⟨

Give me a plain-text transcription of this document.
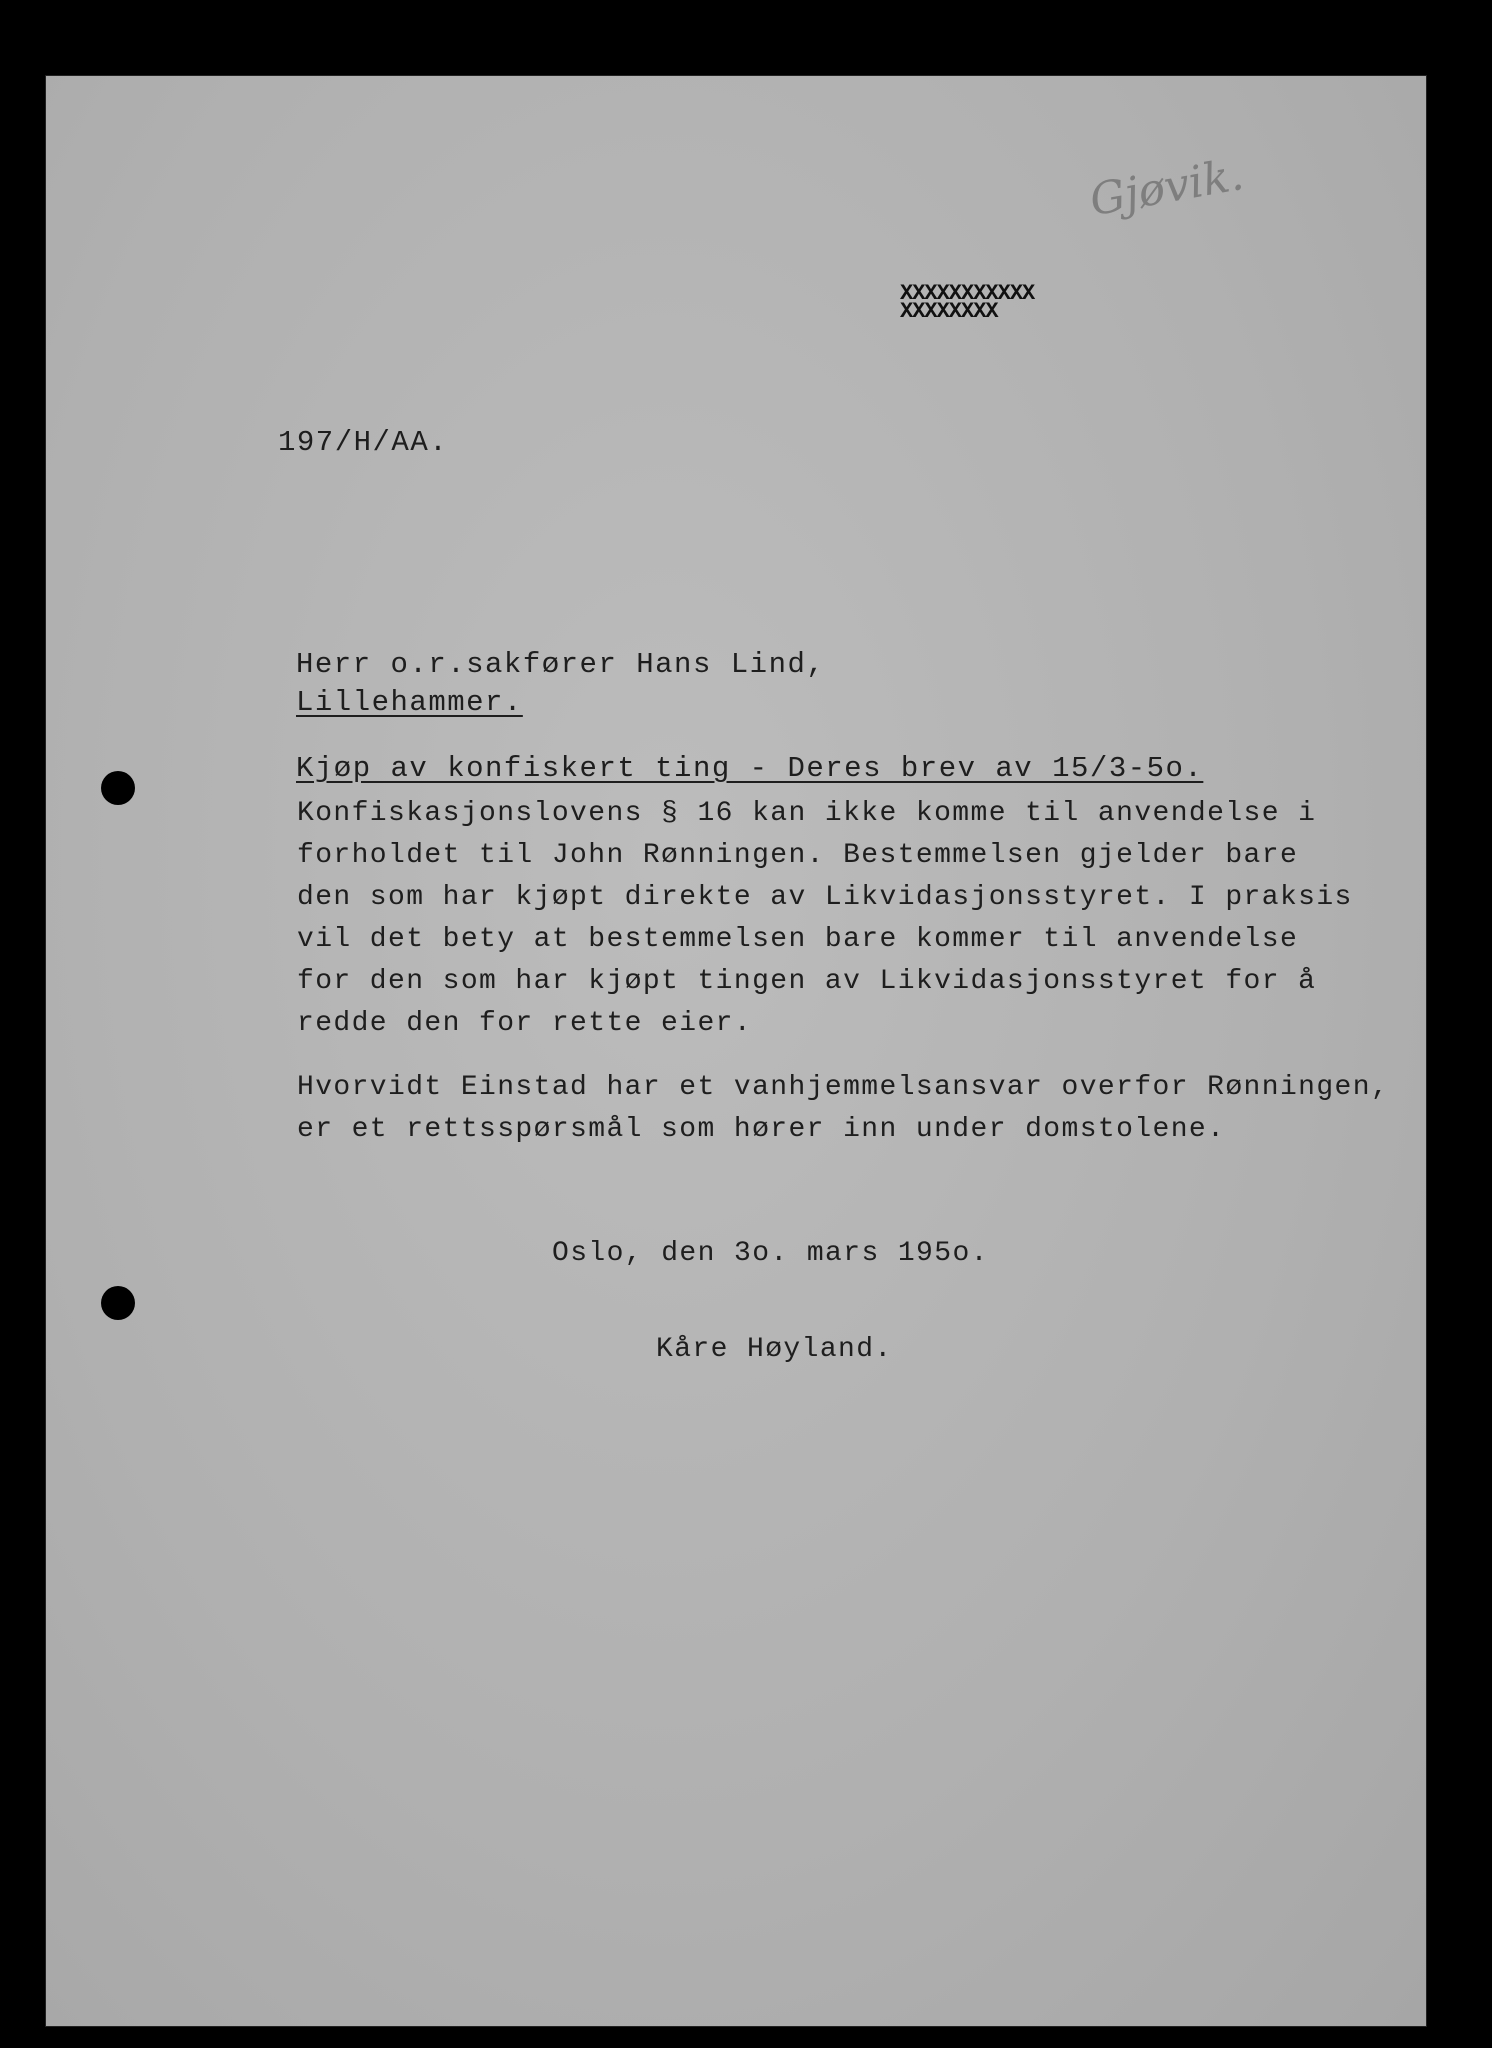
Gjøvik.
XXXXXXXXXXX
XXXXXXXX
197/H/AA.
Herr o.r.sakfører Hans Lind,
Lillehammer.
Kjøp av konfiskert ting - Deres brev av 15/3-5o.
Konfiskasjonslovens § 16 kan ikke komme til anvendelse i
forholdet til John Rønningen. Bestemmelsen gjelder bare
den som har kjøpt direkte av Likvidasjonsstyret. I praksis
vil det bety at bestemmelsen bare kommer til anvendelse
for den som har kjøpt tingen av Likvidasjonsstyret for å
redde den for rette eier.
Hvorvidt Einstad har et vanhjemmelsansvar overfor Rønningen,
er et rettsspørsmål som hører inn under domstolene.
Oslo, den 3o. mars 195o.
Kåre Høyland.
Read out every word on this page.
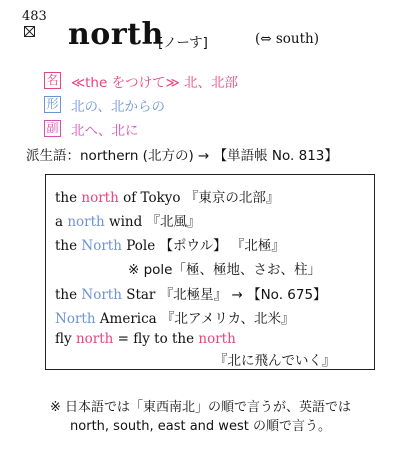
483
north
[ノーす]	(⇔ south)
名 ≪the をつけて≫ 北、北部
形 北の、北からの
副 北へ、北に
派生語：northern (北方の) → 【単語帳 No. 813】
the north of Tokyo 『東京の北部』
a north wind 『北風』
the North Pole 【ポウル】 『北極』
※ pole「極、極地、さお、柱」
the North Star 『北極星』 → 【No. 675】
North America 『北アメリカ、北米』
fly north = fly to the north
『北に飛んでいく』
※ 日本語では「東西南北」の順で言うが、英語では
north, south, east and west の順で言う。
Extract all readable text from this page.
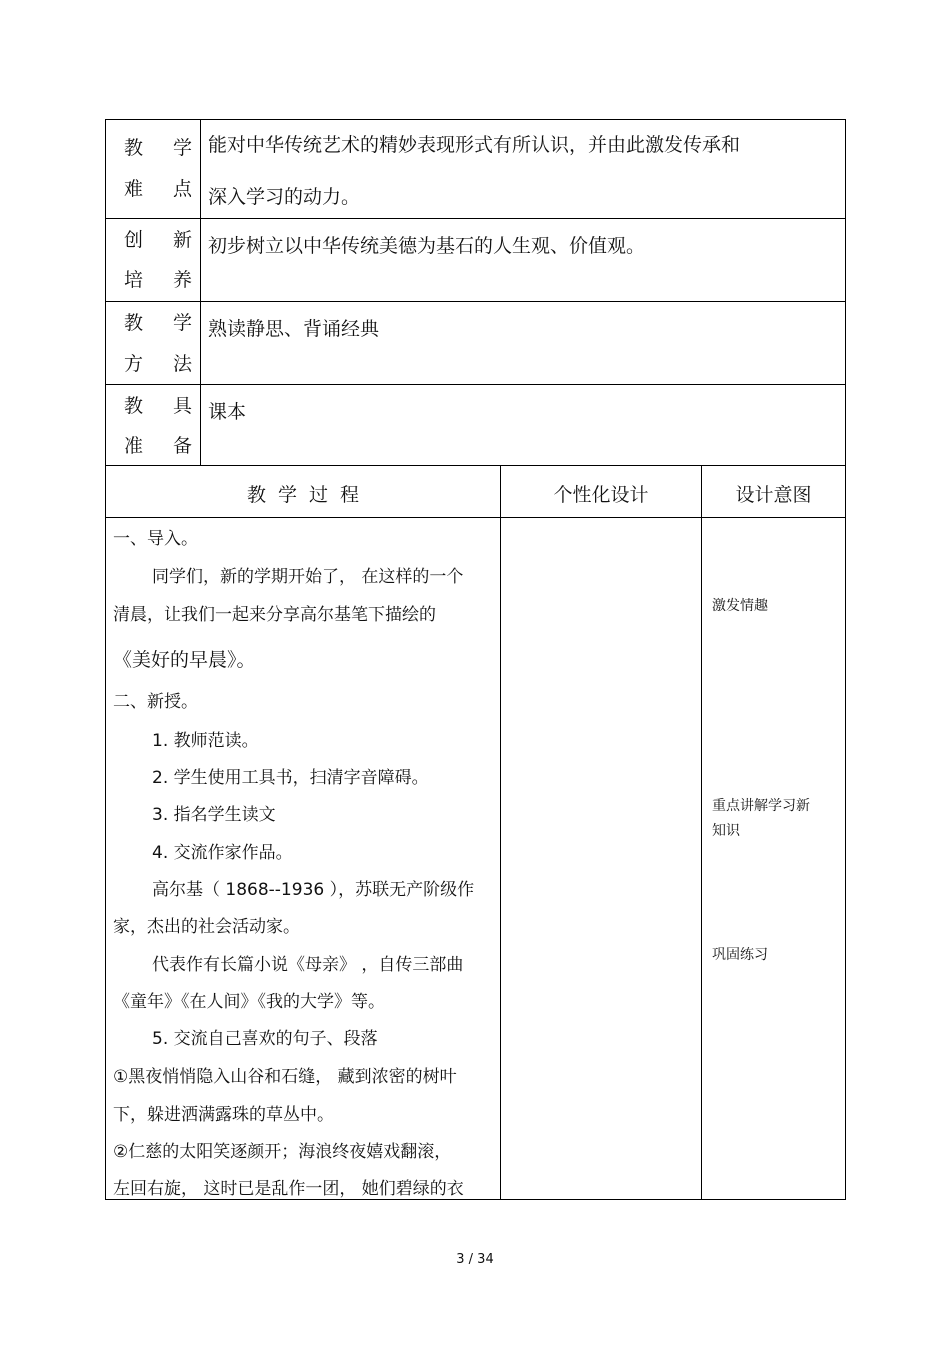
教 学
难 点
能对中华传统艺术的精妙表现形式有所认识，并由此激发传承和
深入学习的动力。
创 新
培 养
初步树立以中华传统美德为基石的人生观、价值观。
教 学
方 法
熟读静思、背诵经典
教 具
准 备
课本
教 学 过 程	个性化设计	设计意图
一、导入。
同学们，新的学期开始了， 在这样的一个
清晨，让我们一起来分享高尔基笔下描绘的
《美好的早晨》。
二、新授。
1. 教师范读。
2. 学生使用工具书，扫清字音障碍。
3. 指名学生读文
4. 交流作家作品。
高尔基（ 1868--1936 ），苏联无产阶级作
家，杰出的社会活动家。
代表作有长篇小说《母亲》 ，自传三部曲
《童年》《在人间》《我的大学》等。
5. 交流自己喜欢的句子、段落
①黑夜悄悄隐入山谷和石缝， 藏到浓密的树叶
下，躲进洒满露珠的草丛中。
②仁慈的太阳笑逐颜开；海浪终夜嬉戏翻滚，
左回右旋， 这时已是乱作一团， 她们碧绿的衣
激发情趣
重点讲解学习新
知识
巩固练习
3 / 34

⟩

*To do*
Every line from the one containing "Extract all readable text from this page." through the last line of the data is to be retyped exactly, with nothing added and no pictures included.

*Worked solution*
Extract all readable text from this page.
教 学
难 点
能对中华传统艺术的精妙表现形式有所认识，并由此激发传承和
深入学习的动力。
创 新
培 养
初步树立以中华传统美德为基石的人生观、价值观。
教 学
方 法
熟读静思、背诵经典
教 具
准 备
课本
教 学 过 程	个性化设计	设计意图
一、导入。
同学们，新的学期开始了， 在这样的一个
清晨，让我们一起来分享高尔基笔下描绘的
《美好的早晨》。
二、新授。
1. 教师范读。
2. 学生使用工具书，扫清字音障碍。
3. 指名学生读文
4. 交流作家作品。
高尔基（ 1868--1936 ），苏联无产阶级作
家，杰出的社会活动家。
代表作有长篇小说《母亲》 ，自传三部曲
《童年》《在人间》《我的大学》等。
5. 交流自己喜欢的句子、段落
①黑夜悄悄隐入山谷和石缝， 藏到浓密的树叶
下，躲进洒满露珠的草丛中。
②仁慈的太阳笑逐颜开；海浪终夜嬉戏翻滚，
左回右旋， 这时已是乱作一团， 她们碧绿的衣
激发情趣
重点讲解学习新
知识
巩固练习
3 / 34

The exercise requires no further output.